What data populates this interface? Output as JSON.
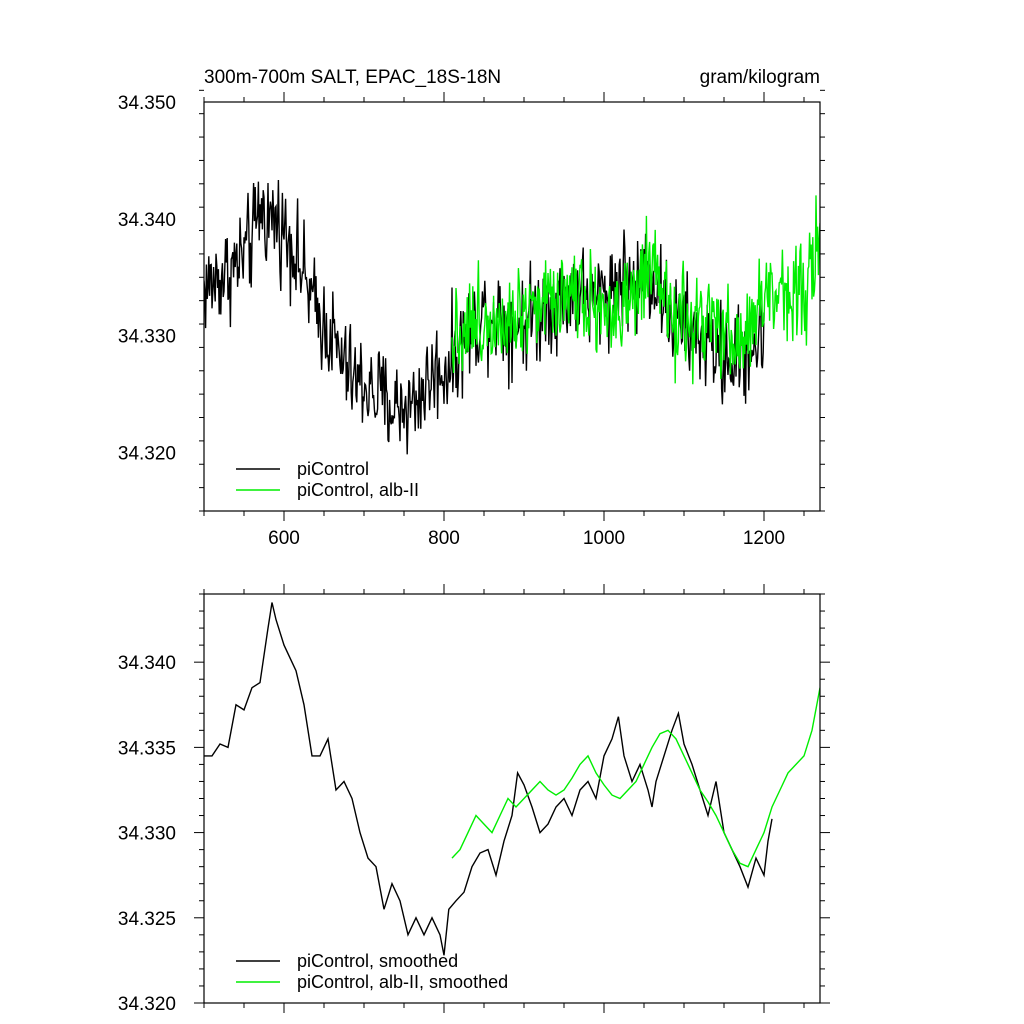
{
  "chart_data": [
    {
      "type": "line",
      "title_left": "300m-700m SALT, EPAC_18S-18N",
      "title_right": "gram/kilogram",
      "xlim": [
        500,
        1270
      ],
      "ylim": [
        34.315,
        34.35
      ],
      "xticks": [
        600,
        800,
        1000,
        1200
      ],
      "xtick_labels": [
        "600",
        "800",
        "1000",
        "1200"
      ],
      "yticks": [
        34.32,
        34.33,
        34.34,
        34.35
      ],
      "ytick_labels": [
        "34.320",
        "34.330",
        "34.340",
        "34.350"
      ],
      "legend_position": "bottom-left",
      "series": [
        {
          "name": "piControl",
          "color": "#000000",
          "x_start": 500,
          "x_end": 1200,
          "points": [
            [
              500,
              34.334
            ],
            [
              520,
              34.335
            ],
            [
              540,
              34.336
            ],
            [
              560,
              34.338
            ],
            [
              570,
              34.341
            ],
            [
              580,
              34.34
            ],
            [
              590,
              34.34
            ],
            [
              600,
              34.339
            ],
            [
              610,
              34.338
            ],
            [
              620,
              34.336
            ],
            [
              630,
              34.334
            ],
            [
              640,
              34.332
            ],
            [
              650,
              34.331
            ],
            [
              660,
              34.33
            ],
            [
              670,
              34.328
            ],
            [
              680,
              34.327
            ],
            [
              690,
              34.326
            ],
            [
              700,
              34.326
            ],
            [
              710,
              34.325
            ],
            [
              720,
              34.325
            ],
            [
              730,
              34.324
            ],
            [
              740,
              34.324
            ],
            [
              750,
              34.324
            ],
            [
              760,
              34.324
            ],
            [
              770,
              34.325
            ],
            [
              780,
              34.326
            ],
            [
              790,
              34.327
            ],
            [
              800,
              34.327
            ],
            [
              810,
              34.328
            ],
            [
              820,
              34.329
            ],
            [
              830,
              34.33
            ],
            [
              840,
              34.331
            ],
            [
              850,
              34.332
            ],
            [
              860,
              34.332
            ],
            [
              870,
              34.332
            ],
            [
              880,
              34.331
            ],
            [
              890,
              34.331
            ],
            [
              900,
              34.331
            ],
            [
              910,
              34.332
            ],
            [
              920,
              34.332
            ],
            [
              930,
              34.333
            ],
            [
              940,
              34.333
            ],
            [
              950,
              34.333
            ],
            [
              960,
              34.334
            ],
            [
              970,
              34.334
            ],
            [
              980,
              34.333
            ],
            [
              990,
              34.333
            ],
            [
              1000,
              34.334
            ],
            [
              1010,
              34.334
            ],
            [
              1020,
              34.335
            ],
            [
              1030,
              34.335
            ],
            [
              1040,
              34.334
            ],
            [
              1050,
              34.336
            ],
            [
              1060,
              34.335
            ],
            [
              1070,
              34.334
            ],
            [
              1080,
              34.332
            ],
            [
              1090,
              34.331
            ],
            [
              1100,
              34.331
            ],
            [
              1110,
              34.33
            ],
            [
              1120,
              34.33
            ],
            [
              1130,
              34.329
            ],
            [
              1140,
              34.329
            ],
            [
              1150,
              34.328
            ],
            [
              1160,
              34.328
            ],
            [
              1170,
              34.328
            ],
            [
              1180,
              34.329
            ],
            [
              1190,
              34.329
            ],
            [
              1200,
              34.33
            ]
          ],
          "noise_amplitude": 0.0035
        },
        {
          "name": "piControl, alb-II",
          "color": "#00ee00",
          "x_start": 810,
          "x_end": 1270,
          "points": [
            [
              810,
              34.33
            ],
            [
              830,
              34.331
            ],
            [
              850,
              34.331
            ],
            [
              870,
              34.332
            ],
            [
              890,
              34.332
            ],
            [
              910,
              34.333
            ],
            [
              930,
              34.333
            ],
            [
              950,
              34.334
            ],
            [
              970,
              34.334
            ],
            [
              990,
              34.333
            ],
            [
              1000,
              34.332
            ],
            [
              1010,
              34.332
            ],
            [
              1030,
              34.332
            ],
            [
              1050,
              34.335
            ],
            [
              1070,
              34.334
            ],
            [
              1090,
              34.331
            ],
            [
              1110,
              34.331
            ],
            [
              1130,
              34.331
            ],
            [
              1150,
              34.33
            ],
            [
              1170,
              34.329
            ],
            [
              1190,
              34.332
            ],
            [
              1200,
              34.333
            ],
            [
              1220,
              34.334
            ],
            [
              1240,
              34.334
            ],
            [
              1250,
              34.334
            ],
            [
              1260,
              34.336
            ],
            [
              1270,
              34.338
            ]
          ],
          "noise_amplitude": 0.0035
        }
      ]
    },
    {
      "type": "line",
      "xlim": [
        500,
        1270
      ],
      "ylim": [
        34.32,
        34.344
      ],
      "xticks": [
        600,
        800,
        1000,
        1200
      ],
      "yticks": [
        34.32,
        34.325,
        34.33,
        34.335,
        34.34
      ],
      "ytick_labels": [
        "34.320",
        "34.325",
        "34.330",
        "34.335",
        "34.340"
      ],
      "legend_position": "bottom-left",
      "series": [
        {
          "name": "piControl, smoothed",
          "color": "#000000",
          "points": [
            [
              500,
              34.3345
            ],
            [
              510,
              34.3345
            ],
            [
              520,
              34.3352
            ],
            [
              530,
              34.335
            ],
            [
              540,
              34.3375
            ],
            [
              550,
              34.3372
            ],
            [
              560,
              34.3385
            ],
            [
              570,
              34.3388
            ],
            [
              580,
              34.342
            ],
            [
              585,
              34.3435
            ],
            [
              590,
              34.3425
            ],
            [
              600,
              34.341
            ],
            [
              610,
              34.34
            ],
            [
              615,
              34.3395
            ],
            [
              625,
              34.3375
            ],
            [
              635,
              34.3345
            ],
            [
              645,
              34.3345
            ],
            [
              655,
              34.3355
            ],
            [
              665,
              34.3325
            ],
            [
              675,
              34.333
            ],
            [
              685,
              34.332
            ],
            [
              695,
              34.33
            ],
            [
              705,
              34.3285
            ],
            [
              715,
              34.328
            ],
            [
              725,
              34.3255
            ],
            [
              735,
              34.327
            ],
            [
              745,
              34.326
            ],
            [
              755,
              34.324
            ],
            [
              765,
              34.325
            ],
            [
              775,
              34.324
            ],
            [
              785,
              34.325
            ],
            [
              795,
              34.324
            ],
            [
              800,
              34.3228
            ],
            [
              806,
              34.3255
            ],
            [
              815,
              34.326
            ],
            [
              825,
              34.3265
            ],
            [
              835,
              34.328
            ],
            [
              845,
              34.3288
            ],
            [
              855,
              34.329
            ],
            [
              865,
              34.3275
            ],
            [
              875,
              34.3295
            ],
            [
              885,
              34.331
            ],
            [
              892,
              34.3335
            ],
            [
              900,
              34.3328
            ],
            [
              910,
              34.3315
            ],
            [
              920,
              34.33
            ],
            [
              930,
              34.3305
            ],
            [
              940,
              34.3315
            ],
            [
              950,
              34.332
            ],
            [
              960,
              34.331
            ],
            [
              970,
              34.3325
            ],
            [
              980,
              34.333
            ],
            [
              990,
              34.332
            ],
            [
              1000,
              34.3345
            ],
            [
              1010,
              34.3355
            ],
            [
              1018,
              34.3368
            ],
            [
              1025,
              34.3345
            ],
            [
              1035,
              34.333
            ],
            [
              1045,
              34.334
            ],
            [
              1055,
              34.3325
            ],
            [
              1060,
              34.3315
            ],
            [
              1065,
              34.333
            ],
            [
              1075,
              34.3345
            ],
            [
              1085,
              34.336
            ],
            [
              1093,
              34.337
            ],
            [
              1100,
              34.3352
            ],
            [
              1110,
              34.334
            ],
            [
              1120,
              34.3325
            ],
            [
              1130,
              34.331
            ],
            [
              1140,
              34.333
            ],
            [
              1150,
              34.33
            ],
            [
              1160,
              34.329
            ],
            [
              1170,
              34.328
            ],
            [
              1180,
              34.3268
            ],
            [
              1190,
              34.3285
            ],
            [
              1200,
              34.3275
            ],
            [
              1205,
              34.3295
            ],
            [
              1210,
              34.3308
            ]
          ]
        },
        {
          "name": "piControl, alb-II, smoothed",
          "color": "#00ee00",
          "points": [
            [
              810,
              34.3285
            ],
            [
              820,
              34.329
            ],
            [
              830,
              34.33
            ],
            [
              840,
              34.331
            ],
            [
              850,
              34.3305
            ],
            [
              860,
              34.33
            ],
            [
              870,
              34.331
            ],
            [
              880,
              34.332
            ],
            [
              890,
              34.3315
            ],
            [
              900,
              34.332
            ],
            [
              910,
              34.3325
            ],
            [
              920,
              34.333
            ],
            [
              930,
              34.3325
            ],
            [
              940,
              34.3322
            ],
            [
              950,
              34.3325
            ],
            [
              960,
              34.3332
            ],
            [
              970,
              34.334
            ],
            [
              980,
              34.3345
            ],
            [
              990,
              34.3335
            ],
            [
              1000,
              34.3328
            ],
            [
              1010,
              34.3322
            ],
            [
              1020,
              34.332
            ],
            [
              1030,
              34.3325
            ],
            [
              1040,
              34.333
            ],
            [
              1050,
              34.334
            ],
            [
              1060,
              34.335
            ],
            [
              1070,
              34.3358
            ],
            [
              1080,
              34.336
            ],
            [
              1090,
              34.3355
            ],
            [
              1100,
              34.3345
            ],
            [
              1110,
              34.3335
            ],
            [
              1120,
              34.3325
            ],
            [
              1130,
              34.3318
            ],
            [
              1140,
              34.331
            ],
            [
              1150,
              34.33
            ],
            [
              1160,
              34.329
            ],
            [
              1170,
              34.3282
            ],
            [
              1180,
              34.328
            ],
            [
              1190,
              34.329
            ],
            [
              1200,
              34.33
            ],
            [
              1210,
              34.3315
            ],
            [
              1220,
              34.3325
            ],
            [
              1230,
              34.3335
            ],
            [
              1240,
              34.334
            ],
            [
              1250,
              34.3345
            ],
            [
              1260,
              34.336
            ],
            [
              1270,
              34.3385
            ]
          ]
        }
      ]
    }
  ]
}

** Written problem **
Track down all lines above with the string "piControl" and copy them.

** Solution for this exercise **
          "name": "piControl",
          "name": "piControl, alb-II",
          "name": "piControl, smoothed",
          "name": "piControl, alb-II, smoothed",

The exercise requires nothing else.